Where a line in the listing contains the string "this", copy that line out.

------------------------------------

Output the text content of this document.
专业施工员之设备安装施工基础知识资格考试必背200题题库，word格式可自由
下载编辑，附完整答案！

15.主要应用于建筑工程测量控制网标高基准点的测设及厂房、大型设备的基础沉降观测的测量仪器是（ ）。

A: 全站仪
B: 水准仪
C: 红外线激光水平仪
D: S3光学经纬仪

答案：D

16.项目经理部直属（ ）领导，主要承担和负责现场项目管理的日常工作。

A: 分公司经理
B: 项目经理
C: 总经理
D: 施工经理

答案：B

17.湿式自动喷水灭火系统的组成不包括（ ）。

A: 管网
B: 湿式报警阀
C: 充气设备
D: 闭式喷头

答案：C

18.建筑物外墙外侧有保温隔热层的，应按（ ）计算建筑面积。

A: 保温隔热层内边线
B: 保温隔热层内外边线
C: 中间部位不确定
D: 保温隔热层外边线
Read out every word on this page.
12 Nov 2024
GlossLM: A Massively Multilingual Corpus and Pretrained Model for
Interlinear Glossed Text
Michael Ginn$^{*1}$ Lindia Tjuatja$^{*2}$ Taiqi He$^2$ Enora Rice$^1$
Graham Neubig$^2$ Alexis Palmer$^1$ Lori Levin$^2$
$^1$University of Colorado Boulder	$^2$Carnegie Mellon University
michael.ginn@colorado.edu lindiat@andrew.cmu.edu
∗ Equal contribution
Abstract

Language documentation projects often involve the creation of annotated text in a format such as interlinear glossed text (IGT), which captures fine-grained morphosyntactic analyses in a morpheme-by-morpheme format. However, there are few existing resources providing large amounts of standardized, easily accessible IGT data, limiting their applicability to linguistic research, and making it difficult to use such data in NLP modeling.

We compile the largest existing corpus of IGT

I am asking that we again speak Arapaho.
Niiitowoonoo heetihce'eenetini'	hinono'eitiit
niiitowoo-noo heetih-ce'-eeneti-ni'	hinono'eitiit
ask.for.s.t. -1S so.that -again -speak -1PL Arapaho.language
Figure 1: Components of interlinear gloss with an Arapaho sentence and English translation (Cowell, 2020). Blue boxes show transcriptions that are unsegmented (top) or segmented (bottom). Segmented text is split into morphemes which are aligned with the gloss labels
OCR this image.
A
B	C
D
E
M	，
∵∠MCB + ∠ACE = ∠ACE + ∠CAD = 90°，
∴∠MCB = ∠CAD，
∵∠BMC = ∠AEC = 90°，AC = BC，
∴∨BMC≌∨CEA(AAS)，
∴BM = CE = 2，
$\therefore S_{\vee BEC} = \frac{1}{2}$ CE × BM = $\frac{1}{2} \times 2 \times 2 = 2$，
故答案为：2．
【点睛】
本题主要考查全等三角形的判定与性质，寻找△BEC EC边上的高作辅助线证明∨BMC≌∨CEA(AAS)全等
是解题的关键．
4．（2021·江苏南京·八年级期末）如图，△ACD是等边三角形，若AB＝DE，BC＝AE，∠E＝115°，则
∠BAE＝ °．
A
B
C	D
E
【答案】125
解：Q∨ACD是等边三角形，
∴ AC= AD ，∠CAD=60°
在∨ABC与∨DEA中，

------------------------------------

REPLY TO THE TASK:
Output the text content of this document.
Read out every word on this page.
OCR this image.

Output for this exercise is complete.